### Material for this task ###
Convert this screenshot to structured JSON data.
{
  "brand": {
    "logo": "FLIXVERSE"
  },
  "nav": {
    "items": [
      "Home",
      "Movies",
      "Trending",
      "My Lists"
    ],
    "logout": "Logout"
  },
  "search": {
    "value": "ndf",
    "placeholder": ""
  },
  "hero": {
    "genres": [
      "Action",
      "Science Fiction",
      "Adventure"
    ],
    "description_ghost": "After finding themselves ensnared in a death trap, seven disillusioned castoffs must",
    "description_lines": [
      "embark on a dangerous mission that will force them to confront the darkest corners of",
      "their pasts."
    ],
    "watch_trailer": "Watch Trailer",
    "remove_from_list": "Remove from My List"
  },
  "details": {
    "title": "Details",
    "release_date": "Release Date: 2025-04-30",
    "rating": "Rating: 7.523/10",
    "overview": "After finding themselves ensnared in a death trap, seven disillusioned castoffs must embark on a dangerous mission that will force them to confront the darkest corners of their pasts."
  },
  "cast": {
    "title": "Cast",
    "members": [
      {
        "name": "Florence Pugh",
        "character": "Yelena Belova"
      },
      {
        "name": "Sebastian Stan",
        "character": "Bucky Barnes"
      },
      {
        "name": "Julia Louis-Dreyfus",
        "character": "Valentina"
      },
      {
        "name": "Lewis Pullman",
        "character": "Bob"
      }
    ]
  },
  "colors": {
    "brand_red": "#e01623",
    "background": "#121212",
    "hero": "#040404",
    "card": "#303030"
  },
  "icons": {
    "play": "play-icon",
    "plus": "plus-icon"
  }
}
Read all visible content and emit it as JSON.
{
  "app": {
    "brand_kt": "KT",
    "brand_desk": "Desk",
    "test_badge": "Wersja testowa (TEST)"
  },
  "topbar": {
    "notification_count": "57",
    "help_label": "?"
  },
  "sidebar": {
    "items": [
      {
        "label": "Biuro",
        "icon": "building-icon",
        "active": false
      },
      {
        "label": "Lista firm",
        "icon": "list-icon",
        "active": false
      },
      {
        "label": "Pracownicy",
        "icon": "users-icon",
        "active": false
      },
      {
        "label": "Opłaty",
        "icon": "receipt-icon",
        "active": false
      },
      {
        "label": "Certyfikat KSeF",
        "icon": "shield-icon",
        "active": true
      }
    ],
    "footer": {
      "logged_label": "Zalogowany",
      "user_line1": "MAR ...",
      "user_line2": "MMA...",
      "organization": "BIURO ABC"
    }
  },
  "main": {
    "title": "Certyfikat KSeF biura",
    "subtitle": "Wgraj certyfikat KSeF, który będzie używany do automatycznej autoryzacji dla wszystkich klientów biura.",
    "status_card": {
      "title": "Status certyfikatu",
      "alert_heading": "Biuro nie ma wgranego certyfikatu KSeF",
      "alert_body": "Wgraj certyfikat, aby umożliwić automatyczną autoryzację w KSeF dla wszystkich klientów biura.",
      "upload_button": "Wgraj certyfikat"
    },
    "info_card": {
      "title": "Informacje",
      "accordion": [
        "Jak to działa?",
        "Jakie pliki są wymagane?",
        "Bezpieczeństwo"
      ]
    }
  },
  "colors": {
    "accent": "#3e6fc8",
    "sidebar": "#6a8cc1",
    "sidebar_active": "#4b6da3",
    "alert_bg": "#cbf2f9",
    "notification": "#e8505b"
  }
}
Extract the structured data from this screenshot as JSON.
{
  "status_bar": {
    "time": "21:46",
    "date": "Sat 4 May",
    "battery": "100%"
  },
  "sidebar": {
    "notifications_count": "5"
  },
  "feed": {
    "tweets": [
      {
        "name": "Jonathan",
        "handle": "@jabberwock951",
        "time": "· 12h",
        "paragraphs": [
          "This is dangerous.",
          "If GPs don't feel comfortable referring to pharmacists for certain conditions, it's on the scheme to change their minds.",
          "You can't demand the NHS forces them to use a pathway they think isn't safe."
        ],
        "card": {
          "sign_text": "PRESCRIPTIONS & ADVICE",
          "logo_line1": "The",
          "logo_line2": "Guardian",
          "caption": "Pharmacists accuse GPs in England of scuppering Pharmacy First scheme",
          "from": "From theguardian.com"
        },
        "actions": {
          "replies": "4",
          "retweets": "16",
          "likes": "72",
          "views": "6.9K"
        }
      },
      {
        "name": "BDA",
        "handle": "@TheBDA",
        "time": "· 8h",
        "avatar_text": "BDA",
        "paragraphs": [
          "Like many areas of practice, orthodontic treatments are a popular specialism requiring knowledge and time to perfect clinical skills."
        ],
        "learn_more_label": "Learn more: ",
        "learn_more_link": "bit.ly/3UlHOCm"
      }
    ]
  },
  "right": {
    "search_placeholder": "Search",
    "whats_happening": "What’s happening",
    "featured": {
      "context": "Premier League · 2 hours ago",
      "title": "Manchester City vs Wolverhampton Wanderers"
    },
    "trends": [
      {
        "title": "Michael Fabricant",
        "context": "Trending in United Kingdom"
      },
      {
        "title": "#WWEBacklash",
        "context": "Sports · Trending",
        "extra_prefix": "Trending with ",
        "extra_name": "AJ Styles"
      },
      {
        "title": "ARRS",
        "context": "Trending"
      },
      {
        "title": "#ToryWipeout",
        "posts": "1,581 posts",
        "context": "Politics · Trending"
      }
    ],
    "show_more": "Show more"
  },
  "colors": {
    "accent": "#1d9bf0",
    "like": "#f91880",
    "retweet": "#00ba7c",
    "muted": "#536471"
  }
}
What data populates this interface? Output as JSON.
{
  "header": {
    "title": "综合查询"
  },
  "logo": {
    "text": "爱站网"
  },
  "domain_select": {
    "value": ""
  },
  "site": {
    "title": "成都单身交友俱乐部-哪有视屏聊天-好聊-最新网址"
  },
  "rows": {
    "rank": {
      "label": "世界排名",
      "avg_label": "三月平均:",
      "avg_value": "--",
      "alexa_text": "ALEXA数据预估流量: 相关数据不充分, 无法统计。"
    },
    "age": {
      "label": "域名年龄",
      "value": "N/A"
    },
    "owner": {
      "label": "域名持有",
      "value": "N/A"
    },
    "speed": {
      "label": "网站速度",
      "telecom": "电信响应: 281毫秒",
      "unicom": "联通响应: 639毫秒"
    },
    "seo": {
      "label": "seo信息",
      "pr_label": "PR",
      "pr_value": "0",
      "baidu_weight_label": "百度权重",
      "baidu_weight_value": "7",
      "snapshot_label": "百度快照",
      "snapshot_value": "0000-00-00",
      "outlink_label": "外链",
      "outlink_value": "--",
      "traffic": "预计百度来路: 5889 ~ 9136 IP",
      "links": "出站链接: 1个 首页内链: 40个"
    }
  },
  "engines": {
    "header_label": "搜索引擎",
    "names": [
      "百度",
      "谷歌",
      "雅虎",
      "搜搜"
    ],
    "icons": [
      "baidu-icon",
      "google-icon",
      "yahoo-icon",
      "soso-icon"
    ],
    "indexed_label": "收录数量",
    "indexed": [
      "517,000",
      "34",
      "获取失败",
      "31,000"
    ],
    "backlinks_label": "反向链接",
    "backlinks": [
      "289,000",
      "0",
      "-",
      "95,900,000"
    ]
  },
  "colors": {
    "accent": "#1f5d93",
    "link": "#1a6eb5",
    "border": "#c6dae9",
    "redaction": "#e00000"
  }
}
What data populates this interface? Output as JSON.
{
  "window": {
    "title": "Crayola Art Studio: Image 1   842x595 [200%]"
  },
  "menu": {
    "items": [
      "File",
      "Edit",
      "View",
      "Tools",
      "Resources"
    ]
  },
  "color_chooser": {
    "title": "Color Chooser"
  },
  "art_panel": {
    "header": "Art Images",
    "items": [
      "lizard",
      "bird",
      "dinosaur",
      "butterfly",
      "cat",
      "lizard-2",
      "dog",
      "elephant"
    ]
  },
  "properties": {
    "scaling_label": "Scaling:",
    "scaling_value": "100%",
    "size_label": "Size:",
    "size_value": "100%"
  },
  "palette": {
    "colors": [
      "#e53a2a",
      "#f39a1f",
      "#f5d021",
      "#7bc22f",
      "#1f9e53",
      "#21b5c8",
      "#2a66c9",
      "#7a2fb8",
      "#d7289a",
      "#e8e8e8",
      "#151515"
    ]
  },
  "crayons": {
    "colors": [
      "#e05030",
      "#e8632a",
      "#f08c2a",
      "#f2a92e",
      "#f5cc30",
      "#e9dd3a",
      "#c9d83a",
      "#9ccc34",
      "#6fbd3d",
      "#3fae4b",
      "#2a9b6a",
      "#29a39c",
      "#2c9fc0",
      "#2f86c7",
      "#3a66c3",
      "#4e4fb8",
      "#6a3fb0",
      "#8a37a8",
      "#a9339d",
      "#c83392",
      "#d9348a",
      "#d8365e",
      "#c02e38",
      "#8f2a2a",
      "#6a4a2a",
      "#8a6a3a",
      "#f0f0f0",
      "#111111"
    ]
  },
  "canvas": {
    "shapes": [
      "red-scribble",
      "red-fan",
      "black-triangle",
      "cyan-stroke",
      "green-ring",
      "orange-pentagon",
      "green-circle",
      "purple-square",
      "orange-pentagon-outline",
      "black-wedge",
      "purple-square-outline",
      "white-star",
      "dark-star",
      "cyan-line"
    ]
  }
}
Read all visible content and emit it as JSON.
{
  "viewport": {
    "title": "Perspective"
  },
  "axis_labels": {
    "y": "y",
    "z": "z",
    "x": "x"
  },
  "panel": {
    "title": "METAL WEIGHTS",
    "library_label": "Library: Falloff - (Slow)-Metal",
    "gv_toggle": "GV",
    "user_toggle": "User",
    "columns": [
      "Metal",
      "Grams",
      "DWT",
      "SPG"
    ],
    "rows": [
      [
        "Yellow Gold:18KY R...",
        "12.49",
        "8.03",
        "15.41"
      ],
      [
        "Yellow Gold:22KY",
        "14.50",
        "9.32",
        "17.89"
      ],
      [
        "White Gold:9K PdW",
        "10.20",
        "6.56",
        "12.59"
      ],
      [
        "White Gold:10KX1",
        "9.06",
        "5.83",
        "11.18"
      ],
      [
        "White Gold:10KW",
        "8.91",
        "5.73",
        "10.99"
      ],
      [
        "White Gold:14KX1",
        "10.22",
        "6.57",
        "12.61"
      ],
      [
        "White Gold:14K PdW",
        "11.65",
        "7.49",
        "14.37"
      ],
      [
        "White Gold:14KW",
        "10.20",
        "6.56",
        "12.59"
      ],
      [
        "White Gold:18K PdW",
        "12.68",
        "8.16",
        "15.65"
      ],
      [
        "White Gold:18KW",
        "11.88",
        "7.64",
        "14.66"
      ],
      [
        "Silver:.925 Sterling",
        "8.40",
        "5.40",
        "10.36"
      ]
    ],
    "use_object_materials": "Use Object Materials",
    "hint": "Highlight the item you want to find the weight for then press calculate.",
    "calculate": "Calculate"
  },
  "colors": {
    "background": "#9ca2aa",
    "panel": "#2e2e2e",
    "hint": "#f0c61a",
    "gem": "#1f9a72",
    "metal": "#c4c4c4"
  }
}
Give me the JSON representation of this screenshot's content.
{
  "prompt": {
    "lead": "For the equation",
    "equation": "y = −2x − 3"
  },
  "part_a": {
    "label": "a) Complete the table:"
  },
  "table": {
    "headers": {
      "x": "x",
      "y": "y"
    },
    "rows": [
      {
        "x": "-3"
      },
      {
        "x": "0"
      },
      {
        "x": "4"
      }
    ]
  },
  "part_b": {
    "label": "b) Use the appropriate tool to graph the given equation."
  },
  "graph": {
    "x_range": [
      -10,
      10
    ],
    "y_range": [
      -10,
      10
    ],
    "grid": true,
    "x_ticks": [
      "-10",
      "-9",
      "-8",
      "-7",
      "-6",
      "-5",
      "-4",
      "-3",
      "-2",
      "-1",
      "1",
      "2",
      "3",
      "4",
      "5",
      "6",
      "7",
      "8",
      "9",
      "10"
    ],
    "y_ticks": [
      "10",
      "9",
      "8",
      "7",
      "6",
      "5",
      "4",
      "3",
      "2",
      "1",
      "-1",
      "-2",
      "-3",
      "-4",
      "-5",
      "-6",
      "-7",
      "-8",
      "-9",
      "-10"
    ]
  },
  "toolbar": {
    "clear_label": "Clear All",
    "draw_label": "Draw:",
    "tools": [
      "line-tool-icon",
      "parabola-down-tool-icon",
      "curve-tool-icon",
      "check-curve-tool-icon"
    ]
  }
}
###
## Given task
State only the count of lines above that hold the string "screenshot".

## Result
3